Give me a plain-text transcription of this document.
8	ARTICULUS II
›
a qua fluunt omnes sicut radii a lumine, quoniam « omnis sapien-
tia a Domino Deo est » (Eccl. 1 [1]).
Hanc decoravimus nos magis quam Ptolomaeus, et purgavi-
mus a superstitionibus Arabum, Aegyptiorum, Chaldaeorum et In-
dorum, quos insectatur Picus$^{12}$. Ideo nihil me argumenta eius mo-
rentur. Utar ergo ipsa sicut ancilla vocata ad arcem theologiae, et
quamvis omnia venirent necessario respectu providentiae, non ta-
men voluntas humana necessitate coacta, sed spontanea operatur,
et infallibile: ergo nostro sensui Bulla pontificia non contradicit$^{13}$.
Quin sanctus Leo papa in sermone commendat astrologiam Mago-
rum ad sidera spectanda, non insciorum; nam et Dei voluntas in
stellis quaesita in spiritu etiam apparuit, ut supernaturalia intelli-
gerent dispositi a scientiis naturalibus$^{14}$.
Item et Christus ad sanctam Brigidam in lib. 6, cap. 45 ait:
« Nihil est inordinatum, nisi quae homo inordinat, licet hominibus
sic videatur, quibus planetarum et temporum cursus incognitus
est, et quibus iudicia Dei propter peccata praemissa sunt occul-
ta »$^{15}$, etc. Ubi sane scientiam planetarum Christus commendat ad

---*---

Repeat the listing above without any change.

> _Exercise answer_
Give me a plain-text transcription of this document.
8	ARTICULUS II
›
a qua fluunt omnes sicut radii a lumine, quoniam « omnis sapien-
tia a Domino Deo est » (Eccl. 1 [1]).
Hanc decoravimus nos magis quam Ptolomaeus, et purgavi-
mus a superstitionibus Arabum, Aegyptiorum, Chaldaeorum et In-
dorum, quos insectatur Picus$^{12}$. Ideo nihil me argumenta eius mo-
rentur. Utar ergo ipsa sicut ancilla vocata ad arcem theologiae, et
quamvis omnia venirent necessario respectu providentiae, non ta-
men voluntas humana necessitate coacta, sed spontanea operatur,
et infallibile: ergo nostro sensui Bulla pontificia non contradicit$^{13}$.
Quin sanctus Leo papa in sermone commendat astrologiam Mago-
rum ad sidera spectanda, non insciorum; nam et Dei voluntas in
stellis quaesita in spiritu etiam apparuit, ut supernaturalia intelli-
gerent dispositi a scientiis naturalibus$^{14}$.
Item et Christus ad sanctam Brigidam in lib. 6, cap. 45 ait:
« Nihil est inordinatum, nisi quae homo inordinat, licet hominibus
sic videatur, quibus planetarum et temporum cursus incognitus
est, et quibus iudicia Dei propter peccata praemissa sunt occul-
ta »$^{15}$, etc. Ubi sane scientiam planetarum Christus commendat ad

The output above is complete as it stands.